** begin **
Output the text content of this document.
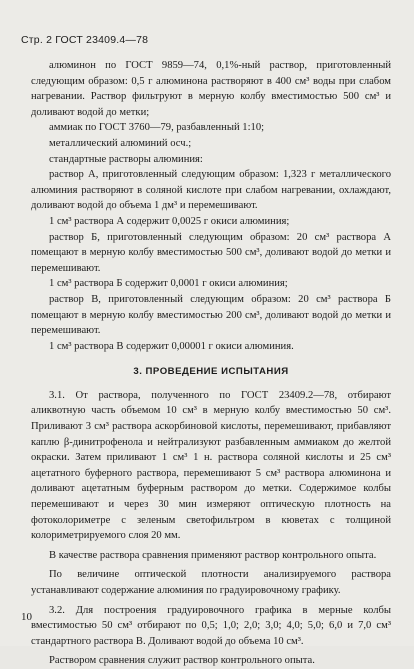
Стр. 2 ГОСТ 23409.4—78

алюминон по ГОСТ 9859—74, 0,1%-ный раствор, приготовленный следующим образом: 0,5 г алюминона растворяют в 400 см³ воды при слабом нагревании. Раствор фильтруют в мерную колбу вместимостью 500 см³ и доливают водой до метки;

аммиак по ГОСТ 3760—79, разбавленный 1:10;

металлический алюминий осч.;

стандартные растворы алюминия:

раствор А, приготовленный следующим образом: 1,323 г металлического алюминия растворяют в соляной кислоте при слабом нагревании, охлаждают, доливают водой до объема 1 дм³ и перемешивают.

1 см³ раствора А содержит 0,0025 г окиси алюминия;

раствор Б, приготовленный следующим образом: 20 см³ раствора А помещают в мерную колбу вместимостью 500 см³, доливают водой до метки и перемешивают.

1 см³ раствора Б содержит 0,0001 г окиси алюминия;

раствор В, приготовленный следующим образом: 20 см³ раствора Б помещают в мерную колбу вместимостью 200 см³, доливают водой до метки и перемешивают.

1 см³ раствора В содержит 0,00001 г окиси алюминия.

3. ПРОВЕДЕНИЕ ИСПЫТАНИЯ

3.1. От раствора, полученного по ГОСТ 23409.2—78, отбирают аликвотную часть объемом 10 см³ в мерную колбу вместимостью 50 см³. Приливают 3 см³ раствора аскорбиновой кислоты, перемешивают, прибавляют каплю β-динитрофенола и нейтрализуют разбавленным аммиаком до желтой окраски. Затем приливают 1 см³ 1 н. раствора соляной кислоты и 25 см³ ацетатного буферного раствора, перемешивают 5 см³ раствора алюминона и доливают ацетатным буферным раствором до метки. Содержимое колбы перемешивают и через 30 мин измеряют оптическую плотность на фотоколориметре с зеленым светофильтром в кюветах с толщиной колориметрируемого слоя 20 мм.

В качестве раствора сравнения применяют раствор контрольного опыта.

По величине оптической плотности анализируемого раствора устанавливают содержание алюминия по градуировочному графику.

3.2. Для построения градуировочного графика в мерные колбы вместимостью 50 см³ отбирают по 0,5; 1,0; 2,0; 3,0; 4,0; 5,0; 6,0 и 7,0 см³ стандартного раствора В. Доливают водой до объема 10 см³.

Раствором сравнения служит раствор контрольного опыта.

10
** end **
Task statement :: Which lines contain the word "водой"? Return each of them.

Problem solution ::
алюминон по ГОСТ 9859—74, 0,1%-ный раствор, приготовленный следующим образом: 0,5 г алюминона растворяют в 400 см³ воды при слабом нагревании. Раствор фильтруют в мерную колбу вместимостью 500 см³ и доливают водой до метки;
раствор А, приготовленный следующим образом: 1,323 г металлического алюминия растворяют в соляной кислоте при слабом нагревании, охлаждают, доливают водой до объема 1 дм³ и перемешивают.
раствор Б, приготовленный следующим образом: 20 см³ раствора А помещают в мерную колбу вместимостью 500 см³, доливают водой до метки и перемешивают.
раствор В, приготовленный следующим образом: 20 см³ раствора Б помещают в мерную колбу вместимостью 200 см³, доливают водой до метки и перемешивают.
3.2. Для построения градуировочного графика в мерные колбы вместимостью 50 см³ отбирают по 0,5; 1,0; 2,0; 3,0; 4,0; 5,0; 6,0 и 7,0 см³ стандартного раствора В. Доливают водой до объема 10 см³.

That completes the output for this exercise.